— start Given records —
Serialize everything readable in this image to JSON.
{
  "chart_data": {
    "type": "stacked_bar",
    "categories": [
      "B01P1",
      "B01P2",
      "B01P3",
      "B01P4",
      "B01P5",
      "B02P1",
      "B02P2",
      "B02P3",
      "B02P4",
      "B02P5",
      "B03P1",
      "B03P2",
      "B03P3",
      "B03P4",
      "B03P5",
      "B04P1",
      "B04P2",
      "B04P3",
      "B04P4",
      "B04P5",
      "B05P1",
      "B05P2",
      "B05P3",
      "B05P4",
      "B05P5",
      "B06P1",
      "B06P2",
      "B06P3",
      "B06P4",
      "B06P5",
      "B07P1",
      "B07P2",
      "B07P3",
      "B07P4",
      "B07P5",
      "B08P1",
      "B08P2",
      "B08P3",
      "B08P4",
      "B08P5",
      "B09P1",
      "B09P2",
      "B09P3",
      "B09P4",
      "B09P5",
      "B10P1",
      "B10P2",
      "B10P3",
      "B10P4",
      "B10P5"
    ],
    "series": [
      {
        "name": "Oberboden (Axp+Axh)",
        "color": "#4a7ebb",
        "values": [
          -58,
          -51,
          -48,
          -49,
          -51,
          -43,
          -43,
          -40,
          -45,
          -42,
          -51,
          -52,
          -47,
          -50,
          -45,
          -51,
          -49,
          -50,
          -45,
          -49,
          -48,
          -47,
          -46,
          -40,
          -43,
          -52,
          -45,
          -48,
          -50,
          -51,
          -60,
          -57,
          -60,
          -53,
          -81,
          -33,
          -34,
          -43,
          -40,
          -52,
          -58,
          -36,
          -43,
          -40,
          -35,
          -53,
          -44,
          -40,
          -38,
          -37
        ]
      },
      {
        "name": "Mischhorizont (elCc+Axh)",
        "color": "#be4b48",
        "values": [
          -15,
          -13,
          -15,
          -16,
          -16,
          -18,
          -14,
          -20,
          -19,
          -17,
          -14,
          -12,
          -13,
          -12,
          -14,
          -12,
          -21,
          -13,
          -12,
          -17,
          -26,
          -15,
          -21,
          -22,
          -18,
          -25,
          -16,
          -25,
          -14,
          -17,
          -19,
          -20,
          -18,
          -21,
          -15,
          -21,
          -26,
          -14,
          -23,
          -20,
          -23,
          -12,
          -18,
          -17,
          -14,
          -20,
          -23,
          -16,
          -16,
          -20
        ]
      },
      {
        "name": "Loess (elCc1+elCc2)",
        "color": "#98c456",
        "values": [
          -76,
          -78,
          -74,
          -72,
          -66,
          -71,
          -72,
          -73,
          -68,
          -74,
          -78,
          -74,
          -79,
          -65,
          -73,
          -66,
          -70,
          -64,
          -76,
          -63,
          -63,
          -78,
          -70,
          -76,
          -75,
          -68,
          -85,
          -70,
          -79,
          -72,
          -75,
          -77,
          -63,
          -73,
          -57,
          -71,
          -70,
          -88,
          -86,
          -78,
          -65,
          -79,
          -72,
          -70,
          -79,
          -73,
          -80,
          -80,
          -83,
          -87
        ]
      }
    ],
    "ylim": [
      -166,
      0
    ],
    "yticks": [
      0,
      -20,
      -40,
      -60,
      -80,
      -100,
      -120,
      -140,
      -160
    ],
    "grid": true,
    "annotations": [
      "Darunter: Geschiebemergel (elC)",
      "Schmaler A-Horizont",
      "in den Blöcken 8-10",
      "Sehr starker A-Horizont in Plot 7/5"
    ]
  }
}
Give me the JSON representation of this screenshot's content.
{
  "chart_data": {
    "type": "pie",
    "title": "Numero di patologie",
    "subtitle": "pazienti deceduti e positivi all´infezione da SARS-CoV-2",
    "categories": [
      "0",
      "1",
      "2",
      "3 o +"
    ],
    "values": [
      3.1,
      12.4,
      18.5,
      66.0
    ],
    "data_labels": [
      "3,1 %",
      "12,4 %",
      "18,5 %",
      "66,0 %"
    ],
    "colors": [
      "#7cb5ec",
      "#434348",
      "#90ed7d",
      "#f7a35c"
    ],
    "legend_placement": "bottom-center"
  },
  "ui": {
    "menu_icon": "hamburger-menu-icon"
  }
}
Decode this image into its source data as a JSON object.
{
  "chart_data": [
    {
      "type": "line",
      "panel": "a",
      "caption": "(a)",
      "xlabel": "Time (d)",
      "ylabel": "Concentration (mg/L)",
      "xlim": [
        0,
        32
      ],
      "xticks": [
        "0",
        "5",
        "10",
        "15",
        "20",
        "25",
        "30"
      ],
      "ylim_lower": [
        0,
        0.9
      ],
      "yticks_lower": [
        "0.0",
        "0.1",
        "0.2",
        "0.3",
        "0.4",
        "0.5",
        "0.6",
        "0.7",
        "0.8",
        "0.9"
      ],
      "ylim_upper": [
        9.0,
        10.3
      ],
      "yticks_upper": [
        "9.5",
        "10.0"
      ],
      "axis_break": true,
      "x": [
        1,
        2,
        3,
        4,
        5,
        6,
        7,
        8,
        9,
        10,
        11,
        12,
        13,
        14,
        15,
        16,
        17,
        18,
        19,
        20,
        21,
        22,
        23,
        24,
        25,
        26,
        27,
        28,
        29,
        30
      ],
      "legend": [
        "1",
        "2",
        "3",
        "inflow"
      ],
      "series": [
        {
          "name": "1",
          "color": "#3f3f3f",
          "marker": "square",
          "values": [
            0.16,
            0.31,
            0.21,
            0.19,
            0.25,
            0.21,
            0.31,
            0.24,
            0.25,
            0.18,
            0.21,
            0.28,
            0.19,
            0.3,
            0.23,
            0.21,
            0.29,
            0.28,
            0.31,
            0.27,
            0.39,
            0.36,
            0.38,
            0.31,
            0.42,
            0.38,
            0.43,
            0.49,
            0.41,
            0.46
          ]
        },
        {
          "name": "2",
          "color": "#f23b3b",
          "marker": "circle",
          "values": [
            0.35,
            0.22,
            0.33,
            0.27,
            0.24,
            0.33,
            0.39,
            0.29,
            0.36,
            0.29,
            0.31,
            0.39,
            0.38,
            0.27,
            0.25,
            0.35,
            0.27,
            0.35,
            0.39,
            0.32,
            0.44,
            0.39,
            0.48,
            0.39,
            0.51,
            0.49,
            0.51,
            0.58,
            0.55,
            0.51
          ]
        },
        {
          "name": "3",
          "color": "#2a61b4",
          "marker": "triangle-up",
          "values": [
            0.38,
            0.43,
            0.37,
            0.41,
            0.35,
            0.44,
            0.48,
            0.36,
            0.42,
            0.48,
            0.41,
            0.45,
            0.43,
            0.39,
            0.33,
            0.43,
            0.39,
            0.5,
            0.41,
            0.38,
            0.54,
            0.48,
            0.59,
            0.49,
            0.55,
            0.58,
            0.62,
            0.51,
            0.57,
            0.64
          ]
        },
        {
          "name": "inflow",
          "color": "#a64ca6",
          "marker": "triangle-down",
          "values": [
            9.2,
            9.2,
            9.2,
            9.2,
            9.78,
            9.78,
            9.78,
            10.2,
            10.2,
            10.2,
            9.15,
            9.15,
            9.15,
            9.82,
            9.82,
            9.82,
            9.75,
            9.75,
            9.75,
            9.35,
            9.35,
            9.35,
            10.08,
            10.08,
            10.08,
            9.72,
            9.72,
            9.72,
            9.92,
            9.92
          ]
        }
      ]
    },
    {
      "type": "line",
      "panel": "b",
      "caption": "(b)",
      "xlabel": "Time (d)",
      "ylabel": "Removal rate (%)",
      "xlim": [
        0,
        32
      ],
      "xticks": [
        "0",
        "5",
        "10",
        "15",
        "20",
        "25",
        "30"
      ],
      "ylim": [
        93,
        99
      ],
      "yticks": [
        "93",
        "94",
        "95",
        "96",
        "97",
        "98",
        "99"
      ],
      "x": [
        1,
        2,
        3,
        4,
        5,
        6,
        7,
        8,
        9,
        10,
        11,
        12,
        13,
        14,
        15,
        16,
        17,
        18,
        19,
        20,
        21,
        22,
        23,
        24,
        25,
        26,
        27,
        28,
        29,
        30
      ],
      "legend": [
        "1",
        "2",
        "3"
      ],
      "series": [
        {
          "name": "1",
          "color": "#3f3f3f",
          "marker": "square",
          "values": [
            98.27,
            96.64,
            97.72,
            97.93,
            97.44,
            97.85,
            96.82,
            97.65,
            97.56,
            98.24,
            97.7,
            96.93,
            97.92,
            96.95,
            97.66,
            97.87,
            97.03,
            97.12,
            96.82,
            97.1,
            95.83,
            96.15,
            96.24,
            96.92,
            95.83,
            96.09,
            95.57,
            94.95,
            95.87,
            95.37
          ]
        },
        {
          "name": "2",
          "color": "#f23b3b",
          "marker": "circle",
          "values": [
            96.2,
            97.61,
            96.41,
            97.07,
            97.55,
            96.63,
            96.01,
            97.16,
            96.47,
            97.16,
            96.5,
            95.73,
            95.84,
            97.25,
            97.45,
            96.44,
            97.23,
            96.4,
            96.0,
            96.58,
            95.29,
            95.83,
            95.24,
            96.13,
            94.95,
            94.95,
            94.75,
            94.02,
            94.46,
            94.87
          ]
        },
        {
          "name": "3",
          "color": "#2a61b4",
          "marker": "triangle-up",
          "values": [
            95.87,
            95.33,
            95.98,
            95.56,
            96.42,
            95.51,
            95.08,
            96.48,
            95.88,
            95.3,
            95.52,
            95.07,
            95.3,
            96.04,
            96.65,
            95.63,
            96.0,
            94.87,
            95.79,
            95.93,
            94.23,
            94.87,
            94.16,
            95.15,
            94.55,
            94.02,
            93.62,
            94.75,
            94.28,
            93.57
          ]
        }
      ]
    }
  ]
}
— end Given records —
To do =>
Identify the lines in the records above that contain the word "type", then state how many there are and nothing more.

Problem solution =>
4